This section of the virtual issue is made up with three further papers. The first, by Matter et al. (2002) is interesting in that it derived a new species–area function based on metapopulation theory, which the authors then compared to the extreme value function and power function models in analyses of five island data sets. The second is a short article by Tjørve & Tjørve (2011) which critically evaluates the SIE. Completing this section is our own analysis of the fit of 20 competing models applied to 601 ISAR data sets (Triantis et al., 2012). The most comprehensive such analysis to date, making use of recent developments in ecological statistics, it is concerned with identifying the most general ISAR models and model shape, and also tests for scale dependency in model fitting. Overall, we show that simple models are mostly to be preferred and that insofar as there is a typical ISAR, it is convex upwards without an asymptote. Published ISAR data include a great variety of emergent patterns and other candidate models can certainly be fitted and may be preferable for particular data sets. However, visual examination of the several hundred adequate models involved in our analysis also revealed that the more complex models, such as sigmoid forms, generally provided no ecologically intelligible advance over simpler models, such as the overall ‘best’ model, which was found to be the power function (Arrhenius, 1921).

Improving upon ISARs

Notwithstanding our interest in the form taken by SARs and especially by ISARs, it will be clear upon exploring this literature that there is often a lot of variation in diversity that is not explained solely by area, even when as many as three parameters are used in model fitting (see also Buckley, 1982; Deshaye & Morisset, 1988; Kohn & Walsh, 1994; Adler et al., 2005). We therefore include just two papers that illustrate how more powerful explanatory models are often provided by including other variables either directly combined with area, or in addition to area, in model fitting exercises: the first deals with habitat diversity (Triantis et al., 2003), and the second, by Jonsson et al. (2011), follows up earlier work on species–energy theory (e.g. Wright, 1983).
+-------+
* [What this exercise asks]
[1] In the passage on island species–area relationships, which model was found to be the overall best in the analysis of 601 data sets?
[2] Pick up the passage on island species–area relationships after its final sentence and continue writing it.
+-------+
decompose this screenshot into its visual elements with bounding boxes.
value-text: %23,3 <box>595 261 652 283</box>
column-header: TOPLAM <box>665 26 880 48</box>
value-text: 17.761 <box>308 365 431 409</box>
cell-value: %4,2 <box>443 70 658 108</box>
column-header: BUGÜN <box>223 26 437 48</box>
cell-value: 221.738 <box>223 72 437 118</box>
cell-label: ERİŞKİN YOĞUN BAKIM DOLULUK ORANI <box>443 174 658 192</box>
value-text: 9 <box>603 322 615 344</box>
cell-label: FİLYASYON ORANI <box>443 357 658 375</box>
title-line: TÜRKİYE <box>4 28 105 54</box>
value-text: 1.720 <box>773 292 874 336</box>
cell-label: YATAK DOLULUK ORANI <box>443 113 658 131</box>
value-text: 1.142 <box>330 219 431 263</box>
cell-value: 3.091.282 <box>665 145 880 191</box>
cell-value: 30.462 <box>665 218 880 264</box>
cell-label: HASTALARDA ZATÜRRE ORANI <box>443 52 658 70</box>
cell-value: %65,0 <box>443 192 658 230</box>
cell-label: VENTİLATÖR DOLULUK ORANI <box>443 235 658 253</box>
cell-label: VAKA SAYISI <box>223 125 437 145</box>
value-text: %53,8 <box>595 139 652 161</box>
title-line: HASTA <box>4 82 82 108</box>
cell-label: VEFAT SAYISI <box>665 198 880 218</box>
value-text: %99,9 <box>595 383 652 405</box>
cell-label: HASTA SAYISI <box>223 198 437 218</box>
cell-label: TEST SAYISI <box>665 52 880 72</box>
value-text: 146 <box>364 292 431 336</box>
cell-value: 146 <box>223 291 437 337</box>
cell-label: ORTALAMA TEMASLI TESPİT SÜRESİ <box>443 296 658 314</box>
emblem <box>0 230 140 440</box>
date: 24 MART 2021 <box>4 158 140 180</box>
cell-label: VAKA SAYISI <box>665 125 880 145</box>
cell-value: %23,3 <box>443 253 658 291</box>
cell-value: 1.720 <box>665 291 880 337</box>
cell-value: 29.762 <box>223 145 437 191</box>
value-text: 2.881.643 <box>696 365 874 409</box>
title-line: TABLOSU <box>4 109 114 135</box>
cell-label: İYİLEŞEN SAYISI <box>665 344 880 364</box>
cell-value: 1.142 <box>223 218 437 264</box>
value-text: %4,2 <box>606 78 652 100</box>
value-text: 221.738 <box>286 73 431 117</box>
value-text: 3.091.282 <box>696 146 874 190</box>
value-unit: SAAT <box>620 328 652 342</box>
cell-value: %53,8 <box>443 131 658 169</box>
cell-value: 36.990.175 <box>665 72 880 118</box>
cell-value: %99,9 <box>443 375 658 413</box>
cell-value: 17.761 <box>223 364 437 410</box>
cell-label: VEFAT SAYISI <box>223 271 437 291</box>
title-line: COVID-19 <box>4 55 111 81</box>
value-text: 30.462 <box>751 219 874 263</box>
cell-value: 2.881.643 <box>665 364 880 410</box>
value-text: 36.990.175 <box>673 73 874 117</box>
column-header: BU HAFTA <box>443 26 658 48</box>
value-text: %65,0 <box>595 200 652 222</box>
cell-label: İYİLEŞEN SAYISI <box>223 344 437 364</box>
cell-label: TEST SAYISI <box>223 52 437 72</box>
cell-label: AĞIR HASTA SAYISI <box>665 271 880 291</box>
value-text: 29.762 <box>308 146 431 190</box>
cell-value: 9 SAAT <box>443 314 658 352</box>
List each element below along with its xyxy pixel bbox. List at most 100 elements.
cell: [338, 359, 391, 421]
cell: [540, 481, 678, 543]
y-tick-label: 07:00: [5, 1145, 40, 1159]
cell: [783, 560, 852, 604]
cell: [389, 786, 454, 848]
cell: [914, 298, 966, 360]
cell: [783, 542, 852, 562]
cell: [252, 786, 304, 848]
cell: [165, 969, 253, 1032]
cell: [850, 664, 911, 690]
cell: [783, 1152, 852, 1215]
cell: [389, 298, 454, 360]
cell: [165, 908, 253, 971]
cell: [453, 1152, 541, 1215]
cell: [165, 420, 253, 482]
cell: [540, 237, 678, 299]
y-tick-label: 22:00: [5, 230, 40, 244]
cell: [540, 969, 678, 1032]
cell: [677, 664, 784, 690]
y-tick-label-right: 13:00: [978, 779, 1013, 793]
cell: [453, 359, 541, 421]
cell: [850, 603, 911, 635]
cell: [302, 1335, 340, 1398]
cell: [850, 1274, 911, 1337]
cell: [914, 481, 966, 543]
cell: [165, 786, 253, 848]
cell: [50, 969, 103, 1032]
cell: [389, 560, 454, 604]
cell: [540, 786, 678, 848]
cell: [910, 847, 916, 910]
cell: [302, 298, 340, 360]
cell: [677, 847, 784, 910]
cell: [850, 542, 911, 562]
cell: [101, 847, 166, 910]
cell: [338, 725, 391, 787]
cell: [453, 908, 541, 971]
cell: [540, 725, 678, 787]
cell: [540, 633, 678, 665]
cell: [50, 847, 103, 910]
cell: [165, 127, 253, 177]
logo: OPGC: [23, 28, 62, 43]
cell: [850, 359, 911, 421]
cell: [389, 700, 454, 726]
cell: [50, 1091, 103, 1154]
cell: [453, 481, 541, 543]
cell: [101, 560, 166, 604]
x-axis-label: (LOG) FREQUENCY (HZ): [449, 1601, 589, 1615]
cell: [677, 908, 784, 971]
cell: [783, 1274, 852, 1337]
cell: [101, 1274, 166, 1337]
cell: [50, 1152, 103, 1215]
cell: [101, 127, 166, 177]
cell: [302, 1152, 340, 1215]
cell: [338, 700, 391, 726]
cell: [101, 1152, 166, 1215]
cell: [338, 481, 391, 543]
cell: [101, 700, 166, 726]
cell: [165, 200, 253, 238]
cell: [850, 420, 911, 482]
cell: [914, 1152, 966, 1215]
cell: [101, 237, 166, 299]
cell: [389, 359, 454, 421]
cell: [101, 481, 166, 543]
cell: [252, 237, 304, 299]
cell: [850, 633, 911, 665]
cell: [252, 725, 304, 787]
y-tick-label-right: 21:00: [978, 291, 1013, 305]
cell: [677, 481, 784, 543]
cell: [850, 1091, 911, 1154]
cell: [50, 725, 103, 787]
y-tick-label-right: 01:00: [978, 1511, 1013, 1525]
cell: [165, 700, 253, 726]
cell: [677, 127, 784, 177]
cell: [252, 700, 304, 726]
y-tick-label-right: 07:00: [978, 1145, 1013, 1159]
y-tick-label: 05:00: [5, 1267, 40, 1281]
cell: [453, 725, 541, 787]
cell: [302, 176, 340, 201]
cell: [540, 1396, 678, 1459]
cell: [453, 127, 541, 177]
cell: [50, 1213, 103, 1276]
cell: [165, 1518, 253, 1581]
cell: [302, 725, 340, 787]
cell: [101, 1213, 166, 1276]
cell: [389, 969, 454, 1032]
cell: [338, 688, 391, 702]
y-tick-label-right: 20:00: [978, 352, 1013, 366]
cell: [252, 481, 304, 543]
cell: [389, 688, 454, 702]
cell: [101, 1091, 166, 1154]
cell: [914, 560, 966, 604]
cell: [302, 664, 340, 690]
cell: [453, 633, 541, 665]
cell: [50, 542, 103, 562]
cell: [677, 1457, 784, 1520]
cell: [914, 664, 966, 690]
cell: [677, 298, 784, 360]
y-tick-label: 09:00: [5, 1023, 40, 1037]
+-------+
* [Your written answers]
[1] The power function (Arrhenius, 1921).

[2]
Species–area relationships applied

The final group of papers was selected to illustrate some of the ways in which SARs have been applied in other areas of biogeography. First, Krauss et al. (2003) illustrates the value of ISAR analyses within conservation biogeographic theory, highlighting the differences in response to habitat fragmentation between specialist and generalist species of butterflies. Kier et al. (2005), in an important paper developing a global map of plant diversity, employ an SAC approach to provide linkage between different scales of available data, demonstrating in the process that z-values (the ‘slope’ parameter) differ from region to region: an important observation in relation to projections of species extinctions arising from habitat loss (see also Giam et al., 2011; Triantis & Bhagwat, 2011). Karger et al. (2011), in a similar approach, use the power model to correct regional species richness estimates for the effect of area as part of an analysis of elevational gradients in richness using ferns as a model system. Finally, we have included a paper by Algar & Losos (2011) using SARs in a rather different context, to compare the diversity of anoles in insular and mainland systems, where part of the goal was to compare rates of speciation having first accounted for area effects.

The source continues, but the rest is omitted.